**WRITTEN INSTRUCTION:**
Using the data below, copy every line that contains the word "FXCM".

Data items:
********

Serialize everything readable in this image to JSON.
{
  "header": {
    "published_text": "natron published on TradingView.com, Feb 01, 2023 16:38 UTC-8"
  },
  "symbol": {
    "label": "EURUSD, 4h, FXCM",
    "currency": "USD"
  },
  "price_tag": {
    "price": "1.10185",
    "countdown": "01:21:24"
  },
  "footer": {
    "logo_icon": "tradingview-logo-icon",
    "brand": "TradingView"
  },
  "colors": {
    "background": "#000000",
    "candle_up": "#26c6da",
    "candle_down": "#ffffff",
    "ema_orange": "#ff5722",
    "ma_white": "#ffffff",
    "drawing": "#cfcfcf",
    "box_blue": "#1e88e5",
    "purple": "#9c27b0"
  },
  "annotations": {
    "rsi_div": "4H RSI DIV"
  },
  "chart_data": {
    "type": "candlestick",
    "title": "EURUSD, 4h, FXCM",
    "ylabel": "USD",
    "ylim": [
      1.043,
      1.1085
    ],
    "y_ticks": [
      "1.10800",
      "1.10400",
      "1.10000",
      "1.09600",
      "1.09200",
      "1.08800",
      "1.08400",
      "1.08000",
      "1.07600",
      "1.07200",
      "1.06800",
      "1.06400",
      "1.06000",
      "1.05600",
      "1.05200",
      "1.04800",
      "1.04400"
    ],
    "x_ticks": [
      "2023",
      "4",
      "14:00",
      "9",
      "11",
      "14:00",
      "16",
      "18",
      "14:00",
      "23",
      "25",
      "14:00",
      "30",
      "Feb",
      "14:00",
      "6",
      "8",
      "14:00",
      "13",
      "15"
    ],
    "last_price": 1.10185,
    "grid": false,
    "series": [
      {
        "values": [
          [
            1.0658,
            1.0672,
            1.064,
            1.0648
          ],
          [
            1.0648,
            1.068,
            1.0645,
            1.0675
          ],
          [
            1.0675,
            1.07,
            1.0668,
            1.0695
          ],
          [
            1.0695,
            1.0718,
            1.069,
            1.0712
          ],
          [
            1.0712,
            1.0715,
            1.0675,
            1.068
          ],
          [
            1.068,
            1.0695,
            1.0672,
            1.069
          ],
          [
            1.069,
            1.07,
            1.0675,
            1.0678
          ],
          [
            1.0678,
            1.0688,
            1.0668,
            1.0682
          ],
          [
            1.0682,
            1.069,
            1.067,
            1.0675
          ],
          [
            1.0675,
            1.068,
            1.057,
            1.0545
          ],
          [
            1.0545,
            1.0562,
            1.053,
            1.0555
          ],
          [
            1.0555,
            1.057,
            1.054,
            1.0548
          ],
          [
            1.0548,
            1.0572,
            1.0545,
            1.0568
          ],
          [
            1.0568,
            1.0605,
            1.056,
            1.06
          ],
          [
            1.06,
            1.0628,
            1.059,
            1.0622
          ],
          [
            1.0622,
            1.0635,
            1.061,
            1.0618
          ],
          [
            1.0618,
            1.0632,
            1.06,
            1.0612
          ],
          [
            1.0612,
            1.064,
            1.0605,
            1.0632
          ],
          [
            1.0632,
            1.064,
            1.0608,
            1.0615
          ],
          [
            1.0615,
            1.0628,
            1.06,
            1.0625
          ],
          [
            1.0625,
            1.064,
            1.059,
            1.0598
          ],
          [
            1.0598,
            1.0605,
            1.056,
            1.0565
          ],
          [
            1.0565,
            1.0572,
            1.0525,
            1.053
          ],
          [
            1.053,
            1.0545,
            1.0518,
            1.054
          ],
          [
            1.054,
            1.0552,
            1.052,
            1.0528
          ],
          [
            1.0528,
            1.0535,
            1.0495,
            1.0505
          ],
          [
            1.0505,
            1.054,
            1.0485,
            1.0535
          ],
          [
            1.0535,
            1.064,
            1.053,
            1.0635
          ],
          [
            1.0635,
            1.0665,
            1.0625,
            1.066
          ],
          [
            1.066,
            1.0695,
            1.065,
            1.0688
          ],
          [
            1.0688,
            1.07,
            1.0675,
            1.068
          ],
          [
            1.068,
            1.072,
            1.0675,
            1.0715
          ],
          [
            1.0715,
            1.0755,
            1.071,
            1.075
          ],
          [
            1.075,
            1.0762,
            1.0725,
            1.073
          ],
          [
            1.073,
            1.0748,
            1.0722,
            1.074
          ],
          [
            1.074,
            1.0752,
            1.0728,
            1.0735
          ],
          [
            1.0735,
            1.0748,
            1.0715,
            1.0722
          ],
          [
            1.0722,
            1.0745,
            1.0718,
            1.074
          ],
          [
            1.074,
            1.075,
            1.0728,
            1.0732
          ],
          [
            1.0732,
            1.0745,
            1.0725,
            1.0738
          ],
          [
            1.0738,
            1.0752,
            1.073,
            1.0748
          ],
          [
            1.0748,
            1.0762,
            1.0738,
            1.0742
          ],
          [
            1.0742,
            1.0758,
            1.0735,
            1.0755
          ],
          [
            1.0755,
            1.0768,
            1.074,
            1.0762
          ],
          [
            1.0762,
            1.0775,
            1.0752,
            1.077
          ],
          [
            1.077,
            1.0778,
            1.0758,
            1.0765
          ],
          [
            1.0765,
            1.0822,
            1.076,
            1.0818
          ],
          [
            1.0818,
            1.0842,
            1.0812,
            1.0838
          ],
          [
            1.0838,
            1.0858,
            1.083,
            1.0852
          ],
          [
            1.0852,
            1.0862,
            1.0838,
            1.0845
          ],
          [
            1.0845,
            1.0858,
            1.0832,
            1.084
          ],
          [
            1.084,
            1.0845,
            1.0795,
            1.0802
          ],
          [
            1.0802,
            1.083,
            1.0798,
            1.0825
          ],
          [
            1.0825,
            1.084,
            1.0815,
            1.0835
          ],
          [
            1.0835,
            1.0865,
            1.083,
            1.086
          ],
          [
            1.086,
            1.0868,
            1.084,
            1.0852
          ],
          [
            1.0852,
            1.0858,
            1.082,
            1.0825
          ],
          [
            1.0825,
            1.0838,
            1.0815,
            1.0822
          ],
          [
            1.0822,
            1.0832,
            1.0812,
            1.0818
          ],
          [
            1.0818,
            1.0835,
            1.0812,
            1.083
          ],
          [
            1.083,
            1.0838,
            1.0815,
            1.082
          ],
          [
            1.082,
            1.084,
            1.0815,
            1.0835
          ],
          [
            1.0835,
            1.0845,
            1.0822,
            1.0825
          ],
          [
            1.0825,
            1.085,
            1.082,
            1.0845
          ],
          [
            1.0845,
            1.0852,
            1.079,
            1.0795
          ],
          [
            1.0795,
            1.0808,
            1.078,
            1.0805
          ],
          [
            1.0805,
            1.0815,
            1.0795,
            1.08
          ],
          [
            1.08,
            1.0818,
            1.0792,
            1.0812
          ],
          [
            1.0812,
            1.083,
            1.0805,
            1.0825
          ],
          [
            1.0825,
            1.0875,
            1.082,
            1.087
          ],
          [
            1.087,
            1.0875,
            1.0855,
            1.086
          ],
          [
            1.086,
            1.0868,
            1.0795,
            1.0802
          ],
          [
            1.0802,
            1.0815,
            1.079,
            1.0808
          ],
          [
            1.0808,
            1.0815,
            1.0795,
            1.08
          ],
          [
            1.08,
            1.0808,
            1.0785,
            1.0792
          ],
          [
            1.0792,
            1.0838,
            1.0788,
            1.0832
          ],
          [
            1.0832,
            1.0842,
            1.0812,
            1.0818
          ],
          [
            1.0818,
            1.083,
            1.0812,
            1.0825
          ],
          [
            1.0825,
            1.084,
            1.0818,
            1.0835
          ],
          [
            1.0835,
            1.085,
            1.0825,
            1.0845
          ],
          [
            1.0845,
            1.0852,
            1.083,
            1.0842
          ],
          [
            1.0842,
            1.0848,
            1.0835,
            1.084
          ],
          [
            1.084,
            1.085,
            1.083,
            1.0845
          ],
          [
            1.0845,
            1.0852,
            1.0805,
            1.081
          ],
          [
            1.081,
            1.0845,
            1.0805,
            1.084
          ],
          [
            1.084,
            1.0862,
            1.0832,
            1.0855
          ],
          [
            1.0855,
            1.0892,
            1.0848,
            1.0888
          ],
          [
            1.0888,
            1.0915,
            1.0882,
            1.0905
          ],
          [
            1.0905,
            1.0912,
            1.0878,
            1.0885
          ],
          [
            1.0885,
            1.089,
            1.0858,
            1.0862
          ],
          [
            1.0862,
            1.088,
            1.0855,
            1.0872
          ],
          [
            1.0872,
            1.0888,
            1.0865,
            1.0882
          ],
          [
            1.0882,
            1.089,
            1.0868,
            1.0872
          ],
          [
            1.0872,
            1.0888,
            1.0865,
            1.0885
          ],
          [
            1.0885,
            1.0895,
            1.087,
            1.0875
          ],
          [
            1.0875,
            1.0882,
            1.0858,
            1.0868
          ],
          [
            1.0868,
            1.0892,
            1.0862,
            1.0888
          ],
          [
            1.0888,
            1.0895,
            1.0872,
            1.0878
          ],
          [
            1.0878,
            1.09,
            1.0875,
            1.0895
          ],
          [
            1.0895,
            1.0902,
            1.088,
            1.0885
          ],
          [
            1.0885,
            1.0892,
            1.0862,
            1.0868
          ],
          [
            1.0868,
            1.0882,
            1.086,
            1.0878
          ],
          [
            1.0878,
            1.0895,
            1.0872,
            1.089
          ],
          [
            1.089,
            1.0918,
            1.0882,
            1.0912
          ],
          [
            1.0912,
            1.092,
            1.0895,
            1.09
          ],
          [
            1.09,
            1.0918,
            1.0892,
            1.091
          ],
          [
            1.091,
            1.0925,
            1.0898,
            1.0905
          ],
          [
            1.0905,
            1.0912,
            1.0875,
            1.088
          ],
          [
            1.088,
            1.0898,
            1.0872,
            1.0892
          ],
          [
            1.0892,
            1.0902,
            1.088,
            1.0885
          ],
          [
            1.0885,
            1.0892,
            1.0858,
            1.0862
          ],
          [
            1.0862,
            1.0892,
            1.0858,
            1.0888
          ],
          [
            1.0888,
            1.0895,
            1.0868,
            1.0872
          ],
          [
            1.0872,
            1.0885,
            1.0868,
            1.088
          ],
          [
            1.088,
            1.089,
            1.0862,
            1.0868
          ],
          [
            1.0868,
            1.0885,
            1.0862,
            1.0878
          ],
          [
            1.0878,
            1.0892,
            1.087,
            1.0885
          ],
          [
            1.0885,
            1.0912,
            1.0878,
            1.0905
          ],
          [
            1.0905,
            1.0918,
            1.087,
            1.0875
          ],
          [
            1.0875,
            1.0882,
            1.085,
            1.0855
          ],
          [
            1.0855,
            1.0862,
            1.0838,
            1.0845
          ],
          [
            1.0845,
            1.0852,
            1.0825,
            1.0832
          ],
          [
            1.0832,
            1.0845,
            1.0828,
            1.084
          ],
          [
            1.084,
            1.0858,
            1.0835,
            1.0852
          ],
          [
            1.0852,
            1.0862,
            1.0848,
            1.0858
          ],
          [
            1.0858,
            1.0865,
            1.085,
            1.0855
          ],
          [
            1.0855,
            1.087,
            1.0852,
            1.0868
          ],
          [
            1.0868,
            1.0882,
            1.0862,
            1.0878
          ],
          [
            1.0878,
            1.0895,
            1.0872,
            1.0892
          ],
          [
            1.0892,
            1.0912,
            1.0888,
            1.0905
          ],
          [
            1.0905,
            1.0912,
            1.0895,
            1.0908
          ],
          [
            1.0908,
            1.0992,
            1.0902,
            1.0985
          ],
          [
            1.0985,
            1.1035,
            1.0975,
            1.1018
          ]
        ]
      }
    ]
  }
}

********

**RESULT FOR THIS EXERCISE:**
    "label": "EURUSD, 4h, FXCM",
    "title": "EURUSD, 4h, FXCM",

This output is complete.